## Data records
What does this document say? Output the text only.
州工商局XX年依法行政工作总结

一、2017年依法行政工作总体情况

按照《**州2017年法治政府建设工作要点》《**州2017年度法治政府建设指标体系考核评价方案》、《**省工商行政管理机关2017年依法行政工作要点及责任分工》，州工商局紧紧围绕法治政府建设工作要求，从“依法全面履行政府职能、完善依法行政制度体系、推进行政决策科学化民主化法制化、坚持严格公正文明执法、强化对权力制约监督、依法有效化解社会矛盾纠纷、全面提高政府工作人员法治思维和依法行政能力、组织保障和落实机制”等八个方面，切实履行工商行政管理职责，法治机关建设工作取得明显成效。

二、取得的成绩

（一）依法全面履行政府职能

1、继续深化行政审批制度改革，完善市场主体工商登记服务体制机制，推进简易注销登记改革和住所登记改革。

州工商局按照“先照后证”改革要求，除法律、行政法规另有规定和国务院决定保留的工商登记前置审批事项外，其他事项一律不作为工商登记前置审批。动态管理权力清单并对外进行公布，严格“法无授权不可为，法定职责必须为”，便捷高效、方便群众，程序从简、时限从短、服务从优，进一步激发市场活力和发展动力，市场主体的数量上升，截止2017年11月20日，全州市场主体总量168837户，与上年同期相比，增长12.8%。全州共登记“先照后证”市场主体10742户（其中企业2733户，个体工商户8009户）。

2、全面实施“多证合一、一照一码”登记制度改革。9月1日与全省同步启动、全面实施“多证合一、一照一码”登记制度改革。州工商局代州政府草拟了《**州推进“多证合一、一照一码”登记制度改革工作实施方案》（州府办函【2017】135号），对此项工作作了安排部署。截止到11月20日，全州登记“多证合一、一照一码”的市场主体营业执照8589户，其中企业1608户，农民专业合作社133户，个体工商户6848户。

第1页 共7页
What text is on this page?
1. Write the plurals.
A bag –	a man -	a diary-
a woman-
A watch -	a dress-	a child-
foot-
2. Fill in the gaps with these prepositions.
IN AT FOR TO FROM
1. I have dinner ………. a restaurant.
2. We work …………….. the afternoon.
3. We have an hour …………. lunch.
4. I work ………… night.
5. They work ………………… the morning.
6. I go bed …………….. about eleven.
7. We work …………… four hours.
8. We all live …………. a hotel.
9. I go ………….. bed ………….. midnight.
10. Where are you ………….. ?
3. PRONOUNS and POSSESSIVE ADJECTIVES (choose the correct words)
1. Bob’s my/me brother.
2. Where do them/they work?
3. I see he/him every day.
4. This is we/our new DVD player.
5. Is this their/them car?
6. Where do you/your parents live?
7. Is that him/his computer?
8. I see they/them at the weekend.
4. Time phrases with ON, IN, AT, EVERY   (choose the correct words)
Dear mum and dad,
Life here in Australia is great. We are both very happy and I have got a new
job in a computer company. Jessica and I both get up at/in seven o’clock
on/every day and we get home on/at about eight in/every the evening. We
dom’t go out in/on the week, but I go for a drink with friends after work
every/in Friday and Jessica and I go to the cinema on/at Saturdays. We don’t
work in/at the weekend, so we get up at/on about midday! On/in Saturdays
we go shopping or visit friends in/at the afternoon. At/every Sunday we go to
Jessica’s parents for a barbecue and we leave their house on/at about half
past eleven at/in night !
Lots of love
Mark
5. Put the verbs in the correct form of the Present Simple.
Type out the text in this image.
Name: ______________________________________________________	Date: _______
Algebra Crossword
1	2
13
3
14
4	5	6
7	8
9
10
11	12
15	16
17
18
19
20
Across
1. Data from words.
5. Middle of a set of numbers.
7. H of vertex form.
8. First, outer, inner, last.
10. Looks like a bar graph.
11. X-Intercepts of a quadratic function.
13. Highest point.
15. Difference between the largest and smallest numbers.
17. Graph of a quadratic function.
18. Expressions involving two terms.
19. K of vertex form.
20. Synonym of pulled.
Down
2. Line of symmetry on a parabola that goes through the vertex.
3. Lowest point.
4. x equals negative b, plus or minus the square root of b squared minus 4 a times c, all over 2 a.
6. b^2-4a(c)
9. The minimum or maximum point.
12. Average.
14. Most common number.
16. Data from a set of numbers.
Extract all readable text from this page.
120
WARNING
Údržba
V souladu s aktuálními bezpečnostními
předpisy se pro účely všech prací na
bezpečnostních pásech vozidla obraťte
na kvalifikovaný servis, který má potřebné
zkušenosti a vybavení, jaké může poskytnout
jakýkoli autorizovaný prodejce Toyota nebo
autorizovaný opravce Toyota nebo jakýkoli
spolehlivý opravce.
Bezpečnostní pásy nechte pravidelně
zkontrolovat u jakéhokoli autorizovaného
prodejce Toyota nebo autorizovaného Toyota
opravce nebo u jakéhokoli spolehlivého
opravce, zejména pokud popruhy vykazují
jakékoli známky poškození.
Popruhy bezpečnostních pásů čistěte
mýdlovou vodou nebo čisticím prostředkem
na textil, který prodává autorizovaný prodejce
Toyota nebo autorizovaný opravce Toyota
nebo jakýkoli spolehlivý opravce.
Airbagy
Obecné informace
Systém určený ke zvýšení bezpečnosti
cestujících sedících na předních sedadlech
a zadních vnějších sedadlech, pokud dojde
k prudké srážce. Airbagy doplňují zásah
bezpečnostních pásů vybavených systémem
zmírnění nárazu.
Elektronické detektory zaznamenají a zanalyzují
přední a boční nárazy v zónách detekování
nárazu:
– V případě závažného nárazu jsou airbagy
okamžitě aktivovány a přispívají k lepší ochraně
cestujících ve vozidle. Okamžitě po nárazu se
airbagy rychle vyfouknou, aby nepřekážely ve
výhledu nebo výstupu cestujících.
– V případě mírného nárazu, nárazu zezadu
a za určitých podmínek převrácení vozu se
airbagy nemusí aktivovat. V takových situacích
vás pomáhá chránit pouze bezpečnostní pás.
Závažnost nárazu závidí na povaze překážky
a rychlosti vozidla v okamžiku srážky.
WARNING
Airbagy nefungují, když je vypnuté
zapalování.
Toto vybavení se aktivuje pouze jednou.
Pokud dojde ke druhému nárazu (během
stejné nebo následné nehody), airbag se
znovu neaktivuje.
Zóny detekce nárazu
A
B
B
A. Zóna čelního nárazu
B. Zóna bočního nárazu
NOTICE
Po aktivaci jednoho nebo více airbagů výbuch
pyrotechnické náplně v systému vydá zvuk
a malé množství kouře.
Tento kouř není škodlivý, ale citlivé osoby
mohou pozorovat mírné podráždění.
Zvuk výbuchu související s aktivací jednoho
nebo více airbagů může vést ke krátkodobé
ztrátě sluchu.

## WORK REQUIRED
Copy all the lines, exactly.

## PROBLEM SOLUTION
What does this document say? Output the text only.
州工商局XX年依法行政工作总结

一、2017年依法行政工作总体情况

按照《**州2017年法治政府建设工作要点》《**州2017年度法治政府建设指标体系考核评价方案》、《**省工商行政管理机关2017年依法行政工作要点及责任分工》，州工商局紧紧围绕法治政府建设工作要求，从“依法全面履行政府职能、完善依法行政制度体系、推进行政决策科学化民主化法制化、坚持严格公正文明执法、强化对权力制约监督、依法有效化解社会矛盾纠纷、全面提高政府工作人员法治思维和依法行政能力、组织保障和落实机制”等八个方面，切实履行工商行政管理职责，法治机关建设工作取得明显成效。

二、取得的成绩

（一）依法全面履行政府职能

1、继续深化行政审批制度改革，完善市场主体工商登记服务体制机制，推进简易注销登记改革和住所登记改革。

州工商局按照“先照后证”改革要求，除法律、行政法规另有规定和国务院决定保留的工商登记前置审批事项外，其他事项一律不作为工商登记前置审批。动态管理权力清单并对外进行公布，严格“法无授权不可为，法定职责必须为”，便捷高效、方便群众，程序从简、时限从短、服务从优，进一步激发市场活力和发展动力，市场主体的数量上升，截止2017年11月20日，全州市场主体总量168837户，与上年同期相比，增长12.8%。全州共登记“先照后证”市场主体10742户（其中企业2733户，个体工商户8009户）。

2、全面实施“多证合一、一照一码”登记制度改革。9月1日与全省同步启动、全面实施“多证合一、一照一码”登记制度改革。州工商局代州政府草拟了《**州推进“多证合一、一照一码”登记制度改革工作实施方案》（州府办函【2017】135号），对此项工作作了安排部署。截止到11月20日，全州登记“多证合一、一照一码”的市场主体营业执照8589户，其中企业1608户，农民专业合作社133户，个体工商户6848户。

第1页 共7页
What text is on this page?
1. Write the plurals.
A bag –	a man -	a diary-
a woman-
A watch -	a dress-	a child-
foot-
2. Fill in the gaps with these prepositions.
IN AT FOR TO FROM
1. I have dinner ………. a restaurant.
2. We work …………….. the afternoon.
3. We have an hour …………. lunch.
4. I work ………… night.
5. They work ………………… the morning.
6. I go bed …………….. about eleven.
7. We work …………… four hours.
8. We all live …………. a hotel.
9. I go ………….. bed ………….. midnight.
10. Where are you ………….. ?
3. PRONOUNS and POSSESSIVE ADJECTIVES (choose the correct words)
1. Bob’s my/me brother.
2. Where do them/they work?
3. I see he/him every day.
4. This is we/our new DVD player.
5. Is this their/them car?
6. Where do you/your parents live?
7. Is that him/his computer?
8. I see they/them at the weekend.
4. Time phrases with ON, IN, AT, EVERY   (choose the correct words)
Dear mum and dad,
Life here in Australia is great. We are both very happy and I have got a new
job in a computer company. Jessica and I both get up at/in seven o’clock
on/every day and we get home on/at about eight in/every the evening. We
dom’t go out in/on the week, but I go for a drink with friends after work
every/in Friday and Jessica and I go to the cinema on/at Saturdays. We don’t
work in/at the weekend, so we get up at/on about midday! On/in Saturdays
we go shopping or visit friends in/at the afternoon. At/every Sunday we go to
Jessica’s parents for a barbecue and we leave their house on/at about half
past eleven at/in night !
Lots of love
Mark
5. Put the verbs in the correct form of the Present Simple.
Type out the text in this image.
Name: ______________________________________________________	Date: _______
Algebra Crossword
1	2
13
3
14
4	5	6
7	8
9
10
11	12
15	16
17
18
19
20
Across
1. Data from words.
5. Middle of a set of numbers.
7. H of vertex form.
8. First, outer, inner, last.
10. Looks like a bar graph.
11. X-Intercepts of a quadratic function.
13. Highest point.
15. Difference between the largest and smallest numbers.
17. Graph of a quadratic function.
18. Expressions involving two terms.
19. K of vertex form.
20. Synonym of pulled.
Down
2. Line of symmetry on a parabola that goes through the vertex.
3. Lowest point.
4. x equals negative b, plus or minus the square root of b squared minus 4 a times c, all over 2 a.
6. b^2-4a(c)
9. The minimum or maximum point.
12. Average.
14. Most common number.
16. Data from a set of numbers.
Extract all readable text from this page.
120
WARNING
Údržba
V souladu s aktuálními bezpečnostními
předpisy se pro účely všech prací na
bezpečnostních pásech vozidla obraťte
na kvalifikovaný servis, který má potřebné
zkušenosti a vybavení, jaké může poskytnout
jakýkoli autorizovaný prodejce Toyota nebo
autorizovaný opravce Toyota nebo jakýkoli
spolehlivý opravce.
Bezpečnostní pásy nechte pravidelně
zkontrolovat u jakéhokoli autorizovaného
prodejce Toyota nebo autorizovaného Toyota
opravce nebo u jakéhokoli spolehlivého
opravce, zejména pokud popruhy vykazují
jakékoli známky poškození.
Popruhy bezpečnostních pásů čistěte
mýdlovou vodou nebo čisticím prostředkem
na textil, který prodává autorizovaný prodejce
Toyota nebo autorizovaný opravce Toyota
nebo jakýkoli spolehlivý opravce.
Airbagy
Obecné informace
Systém určený ke zvýšení bezpečnosti
cestujících sedících na předních sedadlech
a zadních vnějších sedadlech, pokud dojde
k prudké srážce. Airbagy doplňují zásah
bezpečnostních pásů vybavených systémem
zmírnění nárazu.
Elektronické detektory zaznamenají a zanalyzují
přední a boční nárazy v zónách detekování
nárazu:
– V případě závažného nárazu jsou airbagy
okamžitě aktivovány a přispívají k lepší ochraně
cestujících ve vozidle. Okamžitě po nárazu se
airbagy rychle vyfouknou, aby nepřekážely ve
výhledu nebo výstupu cestujících.
– V případě mírného nárazu, nárazu zezadu
a za určitých podmínek převrácení vozu se
airbagy nemusí aktivovat. V takových situacích
vás pomáhá chránit pouze bezpečnostní pás.
Závažnost nárazu závidí na povaze překážky
a rychlosti vozidla v okamžiku srážky.
WARNING
Airbagy nefungují, když je vypnuté
zapalování.
Toto vybavení se aktivuje pouze jednou.
Pokud dojde ke druhému nárazu (během
stejné nebo následné nehody), airbag se
znovu neaktivuje.
Zóny detekce nárazu
A
B
B
A. Zóna čelního nárazu
B. Zóna bočního nárazu
NOTICE
Po aktivaci jednoho nebo více airbagů výbuch
pyrotechnické náplně v systému vydá zvuk
a malé množství kouře.
Tento kouř není škodlivý, ale citlivé osoby
mohou pozorovat mírné podráždění.
Zvuk výbuchu související s aktivací jednoho
nebo více airbagů může vést ke krátkodobé
ztrátě sluchu.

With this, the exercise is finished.